Of the lines in the entries, how many hold the word "text"? Give that number alone.

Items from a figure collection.
* BEGIN *
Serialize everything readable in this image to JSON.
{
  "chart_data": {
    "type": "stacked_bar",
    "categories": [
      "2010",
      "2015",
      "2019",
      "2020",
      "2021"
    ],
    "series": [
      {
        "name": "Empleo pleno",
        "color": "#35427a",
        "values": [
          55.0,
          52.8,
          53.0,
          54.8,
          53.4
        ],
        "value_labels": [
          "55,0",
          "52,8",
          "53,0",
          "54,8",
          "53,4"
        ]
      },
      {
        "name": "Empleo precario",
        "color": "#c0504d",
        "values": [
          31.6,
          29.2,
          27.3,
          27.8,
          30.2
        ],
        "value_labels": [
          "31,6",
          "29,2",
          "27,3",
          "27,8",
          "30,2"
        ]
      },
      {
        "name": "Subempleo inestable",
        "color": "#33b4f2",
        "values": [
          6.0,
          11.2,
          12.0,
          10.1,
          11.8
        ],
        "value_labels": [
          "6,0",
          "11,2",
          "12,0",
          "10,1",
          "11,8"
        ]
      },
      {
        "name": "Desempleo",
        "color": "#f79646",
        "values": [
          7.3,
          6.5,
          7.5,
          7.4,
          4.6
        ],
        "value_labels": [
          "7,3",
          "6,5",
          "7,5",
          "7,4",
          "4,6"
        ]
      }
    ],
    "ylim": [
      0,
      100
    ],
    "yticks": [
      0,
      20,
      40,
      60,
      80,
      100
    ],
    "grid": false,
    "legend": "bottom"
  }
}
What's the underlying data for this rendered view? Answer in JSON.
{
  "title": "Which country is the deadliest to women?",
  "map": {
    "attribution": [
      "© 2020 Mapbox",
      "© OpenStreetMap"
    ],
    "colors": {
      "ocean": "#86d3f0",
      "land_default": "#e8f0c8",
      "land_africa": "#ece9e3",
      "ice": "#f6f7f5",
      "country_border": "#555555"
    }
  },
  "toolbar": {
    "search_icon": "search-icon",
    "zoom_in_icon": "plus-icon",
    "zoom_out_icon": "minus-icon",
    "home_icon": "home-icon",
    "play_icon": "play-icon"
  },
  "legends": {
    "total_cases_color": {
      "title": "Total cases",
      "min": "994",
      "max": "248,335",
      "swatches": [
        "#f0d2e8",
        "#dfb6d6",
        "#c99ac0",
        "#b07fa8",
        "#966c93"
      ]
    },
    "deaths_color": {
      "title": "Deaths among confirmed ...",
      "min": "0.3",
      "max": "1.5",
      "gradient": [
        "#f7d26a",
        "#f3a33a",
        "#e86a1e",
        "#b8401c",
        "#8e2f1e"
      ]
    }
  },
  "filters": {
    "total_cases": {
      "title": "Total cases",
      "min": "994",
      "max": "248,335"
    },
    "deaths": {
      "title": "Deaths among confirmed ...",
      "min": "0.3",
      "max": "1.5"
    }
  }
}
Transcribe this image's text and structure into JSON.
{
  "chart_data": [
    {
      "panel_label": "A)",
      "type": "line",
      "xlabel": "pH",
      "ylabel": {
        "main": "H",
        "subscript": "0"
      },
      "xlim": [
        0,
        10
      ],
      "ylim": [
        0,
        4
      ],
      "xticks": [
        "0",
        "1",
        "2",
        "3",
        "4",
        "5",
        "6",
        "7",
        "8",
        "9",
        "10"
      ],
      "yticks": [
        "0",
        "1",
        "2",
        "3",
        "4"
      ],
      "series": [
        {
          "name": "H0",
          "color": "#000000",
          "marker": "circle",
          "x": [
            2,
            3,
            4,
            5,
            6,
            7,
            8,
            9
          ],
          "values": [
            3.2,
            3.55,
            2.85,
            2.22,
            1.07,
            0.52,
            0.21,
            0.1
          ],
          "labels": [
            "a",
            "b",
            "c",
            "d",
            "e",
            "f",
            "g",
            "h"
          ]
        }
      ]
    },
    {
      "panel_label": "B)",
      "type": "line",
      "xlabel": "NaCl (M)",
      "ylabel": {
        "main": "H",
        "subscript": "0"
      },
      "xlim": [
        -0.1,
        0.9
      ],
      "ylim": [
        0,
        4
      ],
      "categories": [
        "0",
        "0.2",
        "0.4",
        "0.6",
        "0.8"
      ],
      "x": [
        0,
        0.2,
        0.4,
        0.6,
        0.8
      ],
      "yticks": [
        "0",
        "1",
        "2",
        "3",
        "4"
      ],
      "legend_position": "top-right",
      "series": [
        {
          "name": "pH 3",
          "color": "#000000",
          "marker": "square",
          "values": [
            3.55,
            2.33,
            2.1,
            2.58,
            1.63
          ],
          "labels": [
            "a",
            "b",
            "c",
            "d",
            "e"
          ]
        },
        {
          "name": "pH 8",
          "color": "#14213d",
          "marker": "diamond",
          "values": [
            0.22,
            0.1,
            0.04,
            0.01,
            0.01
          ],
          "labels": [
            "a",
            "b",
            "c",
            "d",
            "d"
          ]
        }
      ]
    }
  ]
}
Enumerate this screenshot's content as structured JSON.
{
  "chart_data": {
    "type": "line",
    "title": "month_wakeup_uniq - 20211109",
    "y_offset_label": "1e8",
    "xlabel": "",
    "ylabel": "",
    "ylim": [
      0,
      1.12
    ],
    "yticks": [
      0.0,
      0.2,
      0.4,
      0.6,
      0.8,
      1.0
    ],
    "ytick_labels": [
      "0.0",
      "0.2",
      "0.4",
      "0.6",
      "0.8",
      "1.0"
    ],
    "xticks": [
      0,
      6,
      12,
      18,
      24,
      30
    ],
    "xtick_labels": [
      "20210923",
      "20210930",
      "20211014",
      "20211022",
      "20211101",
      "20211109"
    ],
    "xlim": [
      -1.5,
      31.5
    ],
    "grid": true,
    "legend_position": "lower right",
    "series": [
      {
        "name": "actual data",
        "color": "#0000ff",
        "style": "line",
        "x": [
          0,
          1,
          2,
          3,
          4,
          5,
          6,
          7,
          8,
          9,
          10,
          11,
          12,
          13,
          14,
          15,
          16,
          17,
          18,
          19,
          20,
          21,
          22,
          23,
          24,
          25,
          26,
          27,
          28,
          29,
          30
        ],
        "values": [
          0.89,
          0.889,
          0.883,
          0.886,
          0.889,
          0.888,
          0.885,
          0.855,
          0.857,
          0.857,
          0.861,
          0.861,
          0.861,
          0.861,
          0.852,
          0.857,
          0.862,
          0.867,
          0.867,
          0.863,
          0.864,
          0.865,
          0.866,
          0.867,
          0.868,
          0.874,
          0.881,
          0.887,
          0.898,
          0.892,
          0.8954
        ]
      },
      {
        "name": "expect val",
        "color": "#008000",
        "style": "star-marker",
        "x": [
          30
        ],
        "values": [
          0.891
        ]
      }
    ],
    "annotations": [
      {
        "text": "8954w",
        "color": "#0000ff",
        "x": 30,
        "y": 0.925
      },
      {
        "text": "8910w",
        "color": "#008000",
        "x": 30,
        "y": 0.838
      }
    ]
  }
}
* END *
EXERCISE RESULT.
3